Dataset records on visual material
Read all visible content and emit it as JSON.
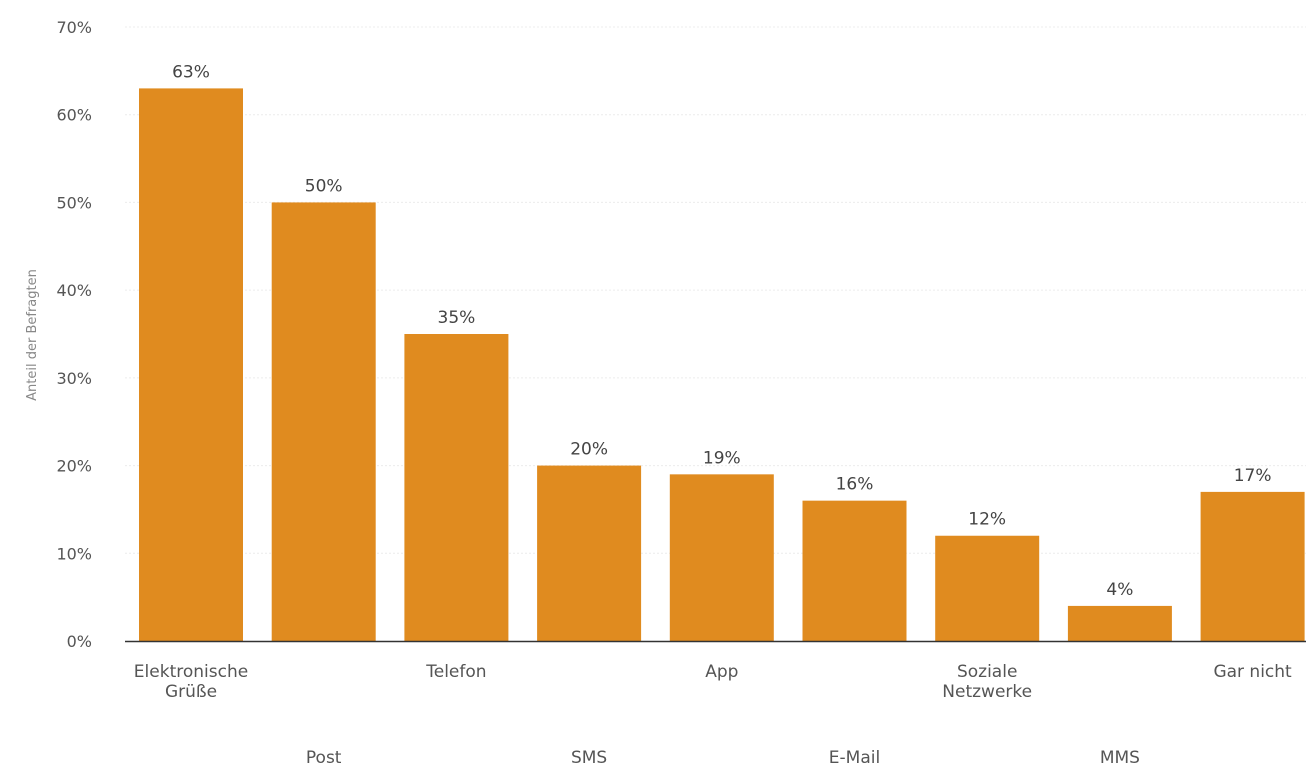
{
  "chart_data": {
    "type": "bar",
    "ylabel": "Anteil der Befragten",
    "ylim": [
      0,
      70
    ],
    "yticks": [
      0,
      10,
      20,
      30,
      40,
      50,
      60,
      70
    ],
    "ytick_labels": [
      "0%",
      "10%",
      "20%",
      "30%",
      "40%",
      "50%",
      "60%",
      "70%"
    ],
    "grid": true,
    "categories": [
      [
        "Elektronische",
        "Grüße"
      ],
      [
        "Post"
      ],
      [
        "Telefon"
      ],
      [
        "SMS"
      ],
      [
        "App"
      ],
      [
        "E-Mail"
      ],
      [
        "Soziale",
        "Netzwerke"
      ],
      [
        "MMS"
      ],
      [
        "Gar nicht"
      ]
    ],
    "values": [
      63,
      50,
      35,
      20,
      19,
      16,
      12,
      4,
      17
    ],
    "value_labels": [
      "63%",
      "50%",
      "35%",
      "20%",
      "19%",
      "16%",
      "12%",
      "4%",
      "17%"
    ],
    "bar_color": "#e08b1f"
  }
}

- **The task**
Copy every record character for character. Skip the pictures.

- **Solution to the exercise**
Read all visible content and emit it as JSON.
{
  "chart_data": {
    "type": "bar",
    "ylabel": "Anteil der Befragten",
    "ylim": [
      0,
      70
    ],
    "yticks": [
      0,
      10,
      20,
      30,
      40,
      50,
      60,
      70
    ],
    "ytick_labels": [
      "0%",
      "10%",
      "20%",
      "30%",
      "40%",
      "50%",
      "60%",
      "70%"
    ],
    "grid": true,
    "categories": [
      [
        "Elektronische",
        "Grüße"
      ],
      [
        "Post"
      ],
      [
        "Telefon"
      ],
      [
        "SMS"
      ],
      [
        "App"
      ],
      [
        "E-Mail"
      ],
      [
        "Soziale",
        "Netzwerke"
      ],
      [
        "MMS"
      ],
      [
        "Gar nicht"
      ]
    ],
    "values": [
      63,
      50,
      35,
      20,
      19,
      16,
      12,
      4,
      17
    ],
    "value_labels": [
      "63%",
      "50%",
      "35%",
      "20%",
      "19%",
      "16%",
      "12%",
      "4%",
      "17%"
    ],
    "bar_color": "#e08b1f"
  }
}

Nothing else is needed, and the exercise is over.